◆ Given instruction
Each line of the data that includes the string "JSON" is to be copied out.

◆ Data shown
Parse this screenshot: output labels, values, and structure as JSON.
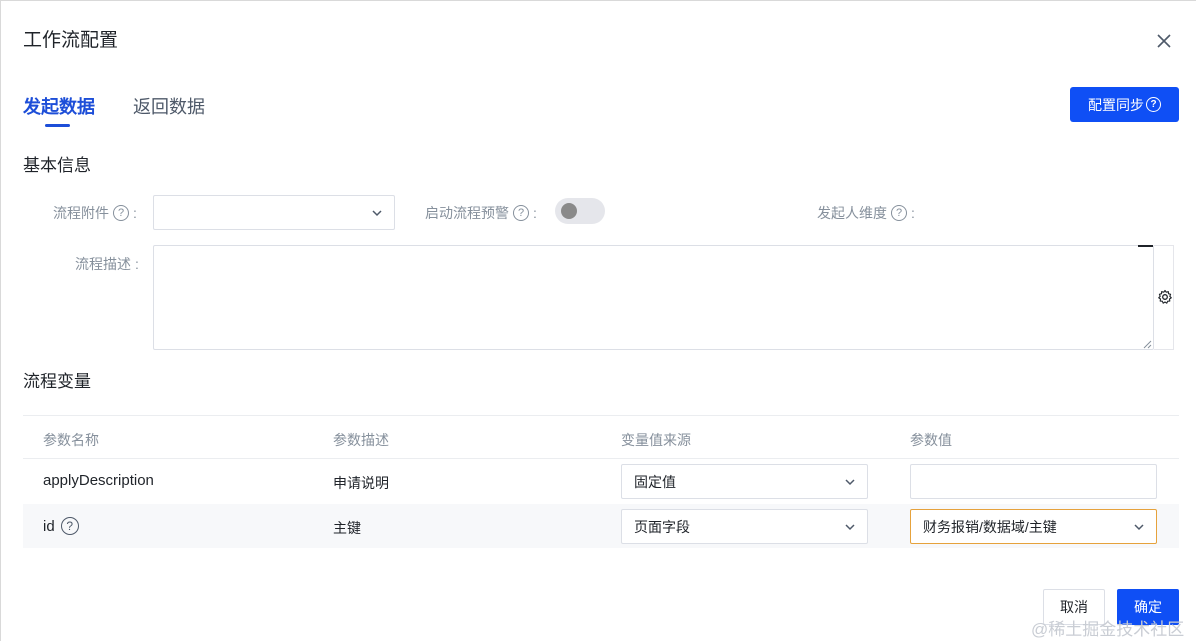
{
  "dialog": {
    "title": "工作流配置"
  },
  "tabs": [
    {
      "label": "发起数据",
      "active": true
    },
    {
      "label": "返回数据",
      "active": false
    }
  ],
  "sync_button": {
    "label": "配置同步",
    "icon": "question-circle-icon"
  },
  "basic_info": {
    "heading": "基本信息",
    "attachment_label": "流程附件",
    "attachment_value": "",
    "warning_label": "启动流程预警",
    "warning_enabled": false,
    "initiator_label": "发起人维度",
    "description_label": "流程描述",
    "description_value": "",
    "colon": ":"
  },
  "variables": {
    "heading": "流程变量",
    "columns": [
      "参数名称",
      "参数描述",
      "变量值来源",
      "参数值"
    ],
    "rows": [
      {
        "name": "applyDescription",
        "desc": "申请说明",
        "source": "固定值",
        "value": ""
      },
      {
        "name": "id",
        "desc": "主键",
        "source": "页面字段",
        "value": "财务报销/数据域/主键",
        "has_help": true
      }
    ]
  },
  "footer": {
    "cancel_label": "取消",
    "ok_label": "确定"
  },
  "watermark": "@稀土掘金技术社区",
  "colors": {
    "primary": "#0f4ff5",
    "tab_active": "#1d4ed8",
    "focus_border": "#e6a23c"
  }
}
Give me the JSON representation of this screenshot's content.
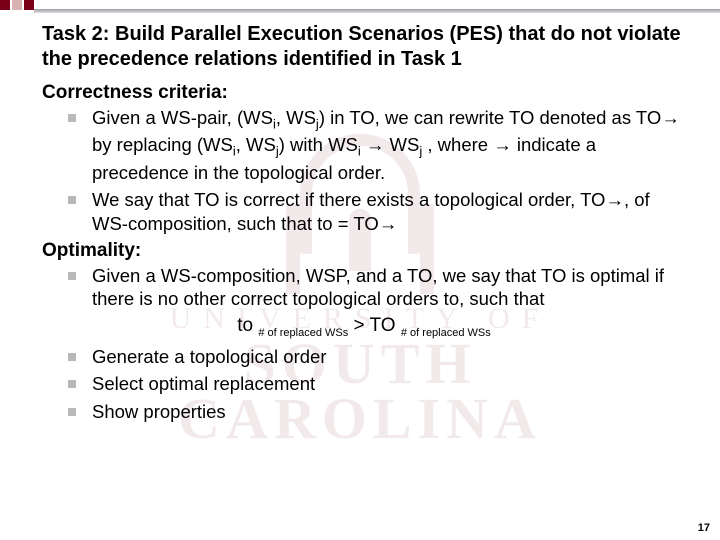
{
  "title": "Task 2: Build Parallel Execution Scenarios (PES) that do not violate the precedence relations identified in Task 1",
  "section1": "Correctness criteria:",
  "bullet1_pre": "Given a WS-pair, (WS",
  "bullet1_i": "i",
  "bullet1_mid1": ", WS",
  "bullet1_j": "j",
  "bullet1_mid2": ") in TO, we can rewrite TO denoted as TO→ by replacing (WS",
  "bullet1_mid3": ", WS",
  "bullet1_mid4": ") with WS",
  "bullet1_arrow": " → WS",
  "bullet1_post": " , where → indicate a precedence in the topological order.",
  "bullet2": "We say that TO is correct if there exists a topological order, TO→, of WS-composition, such that  to = TO→",
  "section2": "Optimality:",
  "bullet3": "Given a WS-composition, WSP, and a TO, we say that TO is optimal if there is no other correct topological orders to, such that",
  "formula_to1": "to ",
  "formula_sub": "# of replaced WSs",
  "formula_gt": " > TO ",
  "bullet4": "Generate a topological order",
  "bullet5": "Select optimal replacement",
  "bullet6": "Show properties",
  "page": "17",
  "watermark_u": "UNIVERSITY OF",
  "watermark_s": "SOUTH",
  "watermark_c": "CAROLINA"
}
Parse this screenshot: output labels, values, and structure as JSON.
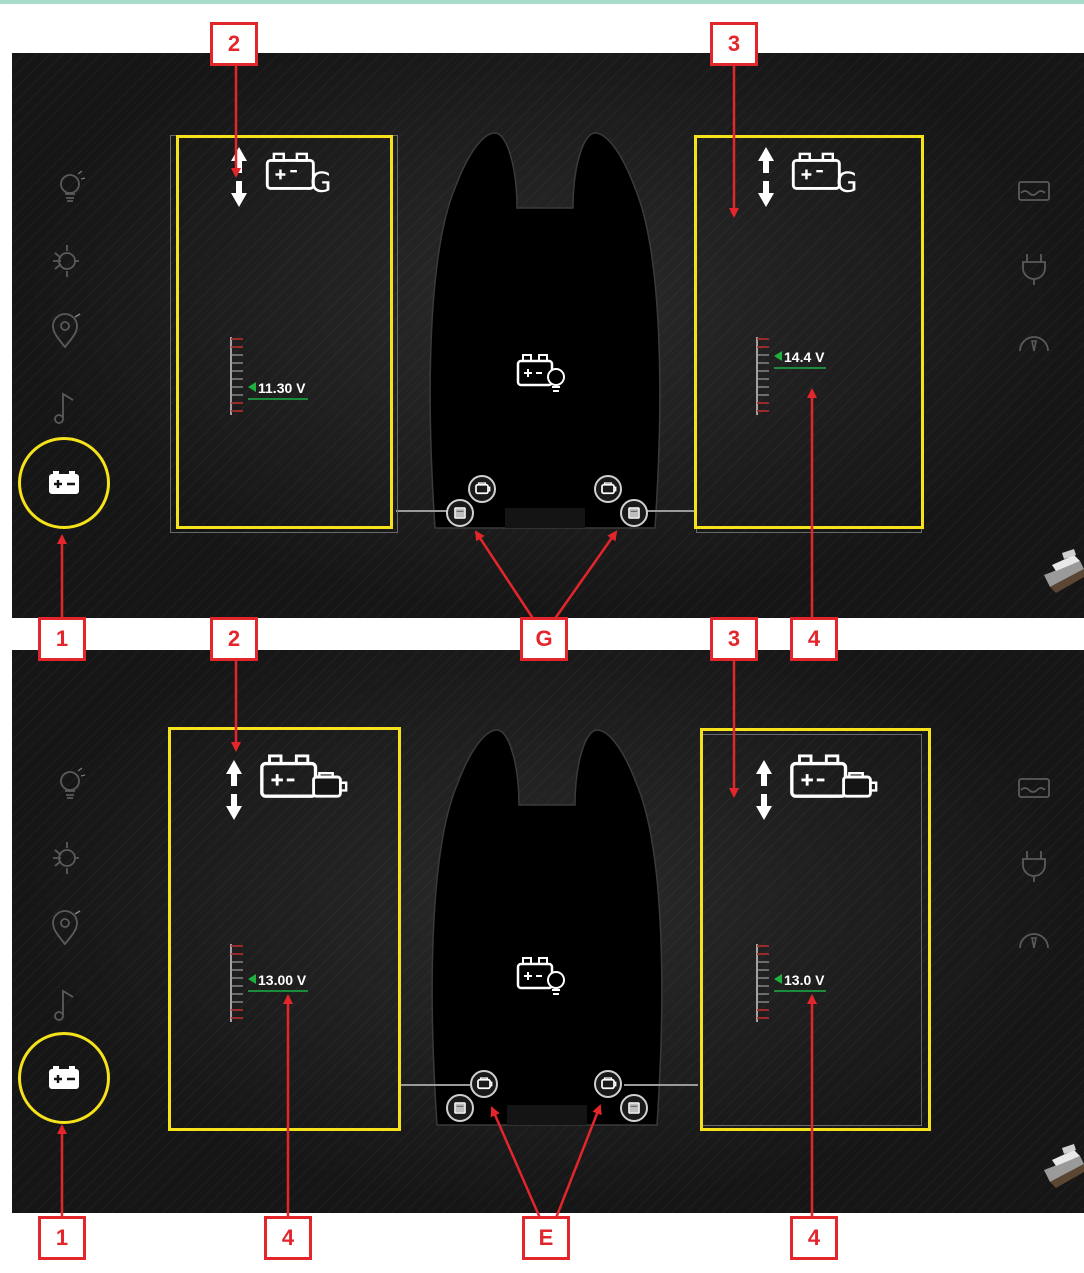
{
  "colors": {
    "highlight": "#f5e21b",
    "callout": "#e2262b",
    "voltage_marker": "#20b040",
    "panel_background": "#141414"
  },
  "top_panel": {
    "left_battery": {
      "icon": "battery-generator-icon",
      "voltage": "11.30 V"
    },
    "right_battery": {
      "icon": "battery-generator-icon",
      "voltage": "14.4 V"
    },
    "center_icon": "battery-lighting-icon",
    "selected_sidebar": "battery-icon"
  },
  "bottom_panel": {
    "left_battery": {
      "icon": "battery-engine-icon",
      "voltage": "13.00 V"
    },
    "right_battery": {
      "icon": "battery-engine-icon",
      "voltage": "13.0 V"
    },
    "center_icon": "battery-lighting-icon",
    "selected_sidebar": "battery-icon"
  },
  "left_sidebar_icons": [
    "lightbulb-icon",
    "climate-icon",
    "navigation-icon",
    "music-icon",
    "battery-icon"
  ],
  "right_sidebar_icons": [
    "tank-icon",
    "shore-power-icon",
    "gauge-icon"
  ],
  "callouts": {
    "top": [
      "2",
      "3"
    ],
    "middle": [
      "1",
      "2",
      "G",
      "3",
      "4"
    ],
    "bottom": [
      "1",
      "4",
      "E",
      "4"
    ]
  }
}
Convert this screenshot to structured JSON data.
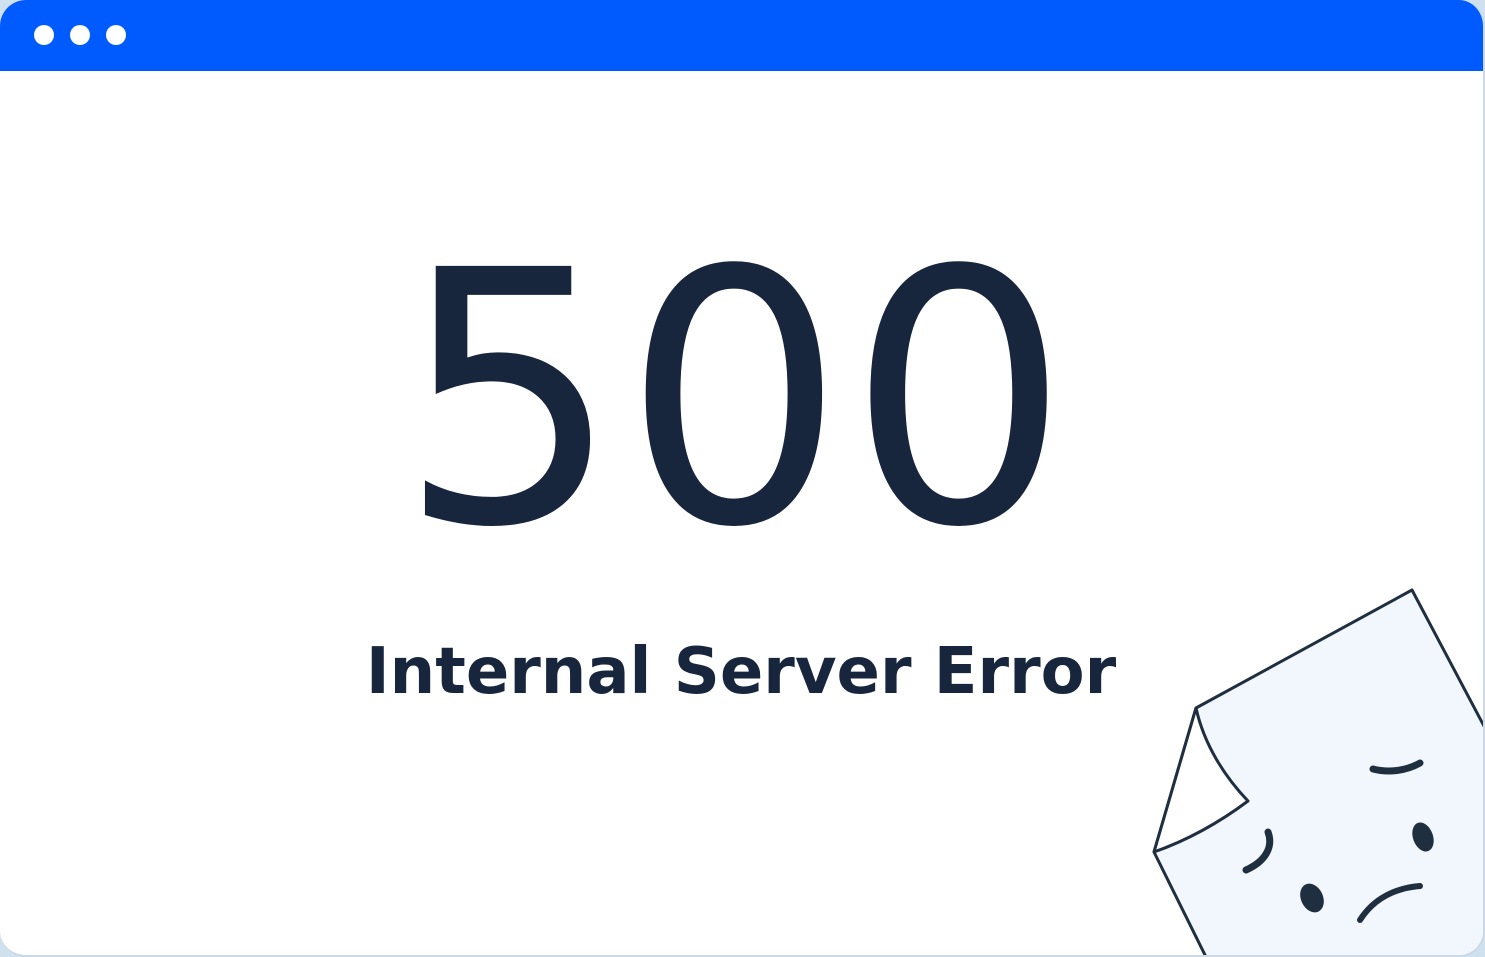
{
  "window": {
    "accent_color": "#005bff",
    "controls": [
      "dot",
      "dot",
      "dot"
    ]
  },
  "error": {
    "code": "500",
    "message": "Internal Server Error",
    "text_color": "#17253d"
  },
  "illustration": {
    "icon": "sad-page-icon"
  }
}
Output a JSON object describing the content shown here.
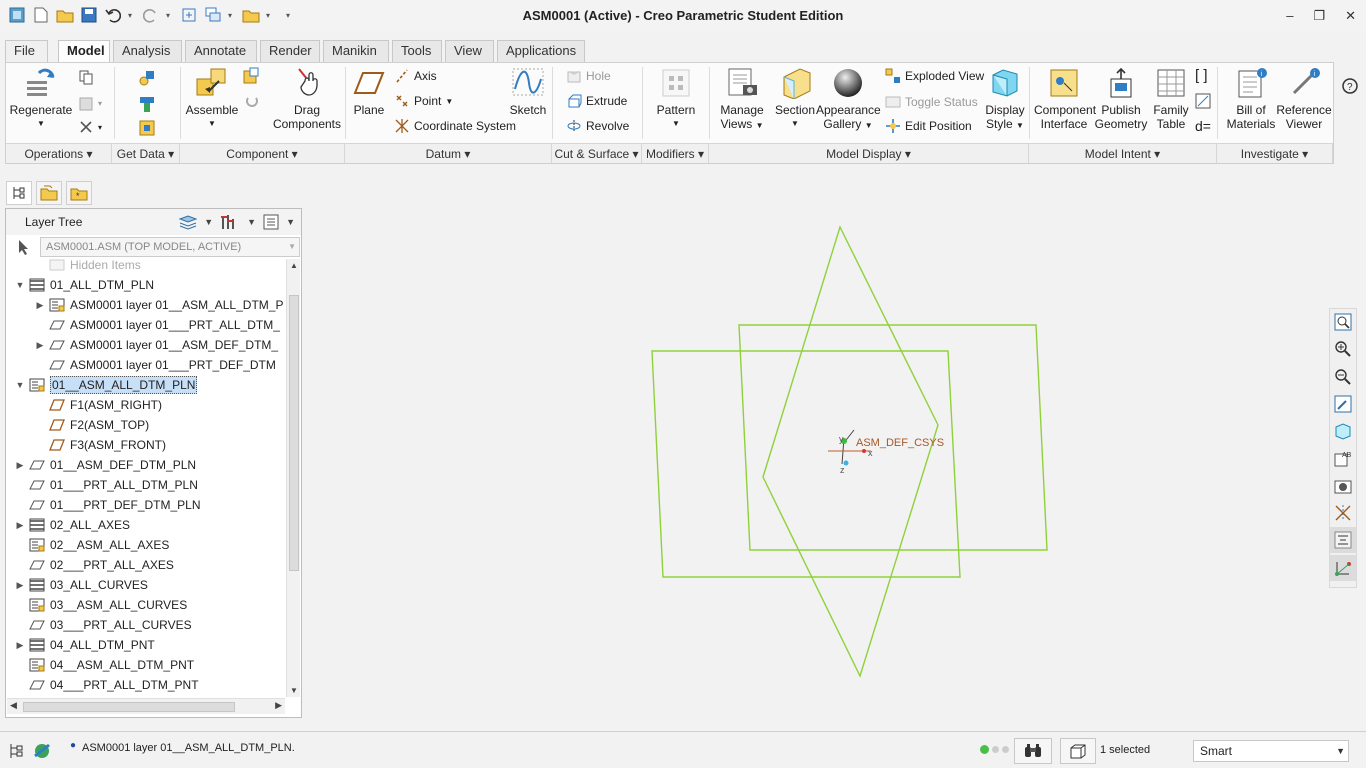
{
  "window": {
    "title": "ASM0001 (Active) - Creo Parametric Student Edition",
    "controls": [
      "–",
      "❐",
      "✕"
    ]
  },
  "menu_tabs": [
    {
      "label": "File",
      "dropdown": "▾"
    },
    {
      "label": "Model"
    },
    {
      "label": "Analysis"
    },
    {
      "label": "Annotate"
    },
    {
      "label": "Render"
    },
    {
      "label": "Manikin"
    },
    {
      "label": "Tools"
    },
    {
      "label": "View"
    },
    {
      "label": "Applications"
    }
  ],
  "ribbon": {
    "operations": {
      "regenerate": "Regenerate"
    },
    "component": {
      "assemble": "Assemble",
      "drag": [
        "Drag",
        "Components"
      ]
    },
    "datum": {
      "plane": "Plane",
      "axis": "Axis",
      "point": "Point",
      "csys": "Coordinate System",
      "sketch": "Sketch"
    },
    "cut_surface": {
      "hole": "Hole",
      "extrude": "Extrude",
      "revolve": "Revolve"
    },
    "modifiers": {
      "pattern": "Pattern"
    },
    "model_display": {
      "manage_views": [
        "Manage",
        "Views"
      ],
      "section": "Section",
      "appearance": [
        "Appearance",
        "Gallery"
      ],
      "exploded_view": "Exploded View",
      "toggle_status": "Toggle Status",
      "edit_position": "Edit Position",
      "display_style": [
        "Display",
        "Style"
      ]
    },
    "model_intent": {
      "component_interface": [
        "Component",
        "Interface"
      ],
      "publish_geometry": [
        "Publish",
        "Geometry"
      ],
      "family_table": [
        "Family",
        "Table"
      ],
      "d_eq": "d="
    },
    "investigate": {
      "bom": [
        "Bill of",
        "Materials"
      ],
      "reference_viewer": [
        "Reference",
        "Viewer"
      ]
    },
    "groups": [
      "Operations",
      "Get Data",
      "Component",
      "Datum",
      "Cut & Surface",
      "Modifiers",
      "Model Display",
      "Model Intent",
      "Investigate"
    ]
  },
  "layer_panel": {
    "title": "Layer Tree",
    "model": "ASM0001.ASM (TOP MODEL, ACTIVE)",
    "items": [
      {
        "label": "Hidden Items",
        "toggle": "",
        "icon": "layer-icon",
        "indent": 1,
        "faded": true
      },
      {
        "label": "01_ALL_DTM_PLN",
        "toggle": "▼",
        "icon": "layer-stack-icon",
        "indent": 0
      },
      {
        "label": "ASM0001 layer 01__ASM_ALL_DTM_P",
        "toggle": "▶",
        "icon": "sublayer-icon",
        "indent": 1
      },
      {
        "label": "ASM0001 layer 01___PRT_ALL_DTM_",
        "toggle": "",
        "icon": "plane-layer-icon",
        "indent": 1
      },
      {
        "label": "ASM0001 layer 01__ASM_DEF_DTM_",
        "toggle": "▶",
        "icon": "plane-layer-icon",
        "indent": 1
      },
      {
        "label": "ASM0001 layer 01___PRT_DEF_DTM",
        "toggle": "",
        "icon": "plane-layer-icon",
        "indent": 1
      },
      {
        "label": "01__ASM_ALL_DTM_PLN",
        "toggle": "▼",
        "icon": "sublayer-icon",
        "indent": 0,
        "selected": true
      },
      {
        "label": "F1(ASM_RIGHT)",
        "toggle": "",
        "icon": "datum-plane-icon",
        "indent": 1
      },
      {
        "label": "F2(ASM_TOP)",
        "toggle": "",
        "icon": "datum-plane-icon",
        "indent": 1
      },
      {
        "label": "F3(ASM_FRONT)",
        "toggle": "",
        "icon": "datum-plane-icon",
        "indent": 1
      },
      {
        "label": "01__ASM_DEF_DTM_PLN",
        "toggle": "▶",
        "icon": "plane-layer-icon",
        "indent": 0
      },
      {
        "label": "01___PRT_ALL_DTM_PLN",
        "toggle": "",
        "icon": "plane-layer-icon",
        "indent": 0
      },
      {
        "label": "01___PRT_DEF_DTM_PLN",
        "toggle": "",
        "icon": "plane-layer-icon",
        "indent": 0
      },
      {
        "label": "02_ALL_AXES",
        "toggle": "▶",
        "icon": "layer-stack-icon",
        "indent": 0
      },
      {
        "label": "02__ASM_ALL_AXES",
        "toggle": "",
        "icon": "sublayer-icon",
        "indent": 0
      },
      {
        "label": "02___PRT_ALL_AXES",
        "toggle": "",
        "icon": "plane-layer-icon",
        "indent": 0
      },
      {
        "label": "03_ALL_CURVES",
        "toggle": "▶",
        "icon": "layer-stack-icon",
        "indent": 0
      },
      {
        "label": "03__ASM_ALL_CURVES",
        "toggle": "",
        "icon": "sublayer-icon",
        "indent": 0
      },
      {
        "label": "03___PRT_ALL_CURVES",
        "toggle": "",
        "icon": "plane-layer-icon",
        "indent": 0
      },
      {
        "label": "04_ALL_DTM_PNT",
        "toggle": "▶",
        "icon": "layer-stack-icon",
        "indent": 0
      },
      {
        "label": "04__ASM_ALL_DTM_PNT",
        "toggle": "",
        "icon": "sublayer-icon",
        "indent": 0
      },
      {
        "label": "04___PRT_ALL_DTM_PNT",
        "toggle": "",
        "icon": "plane-layer-icon",
        "indent": 0
      }
    ]
  },
  "graphics": {
    "csys_label": "ASM_DEF_CSYS",
    "axis_x": "x",
    "axis_y": "y",
    "axis_z": "z",
    "datum_color": "#8fd13a"
  },
  "status": {
    "message": "ASM0001 layer 01__ASM_ALL_DTM_PLN.",
    "selected": "1 selected",
    "filter": "Smart"
  }
}
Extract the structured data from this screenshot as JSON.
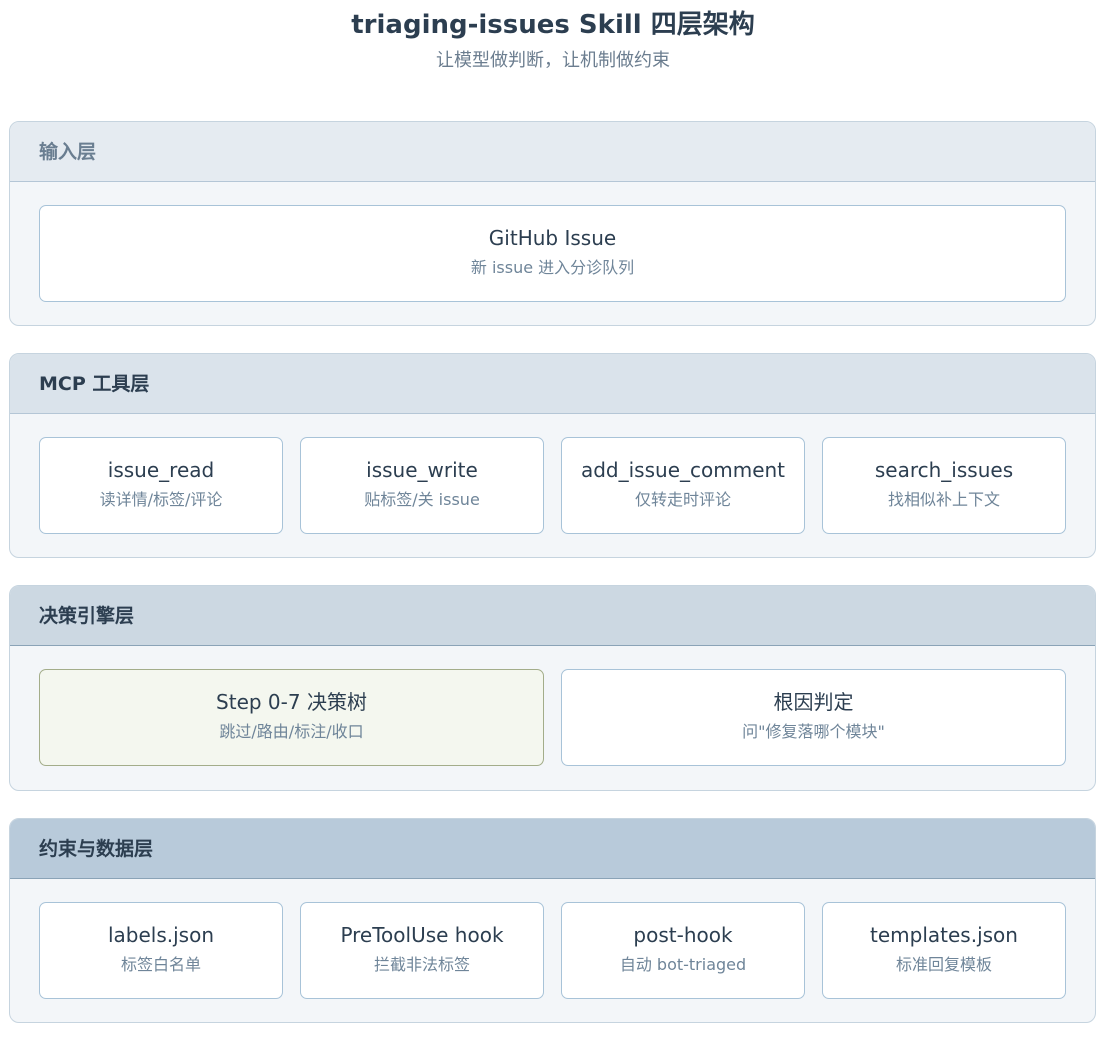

◆ Exercise answer
Parse this screenshot: output labels, values, and structure as JSON.
Give me the JSON representation of this screenshot's content.
Parse this screenshot: output labels, values, and structure as JSON.
Convert this screenshot to structured JSON data.
Output a JSON object describing the content shown here.
Extract the structured data from this screenshot as JSON.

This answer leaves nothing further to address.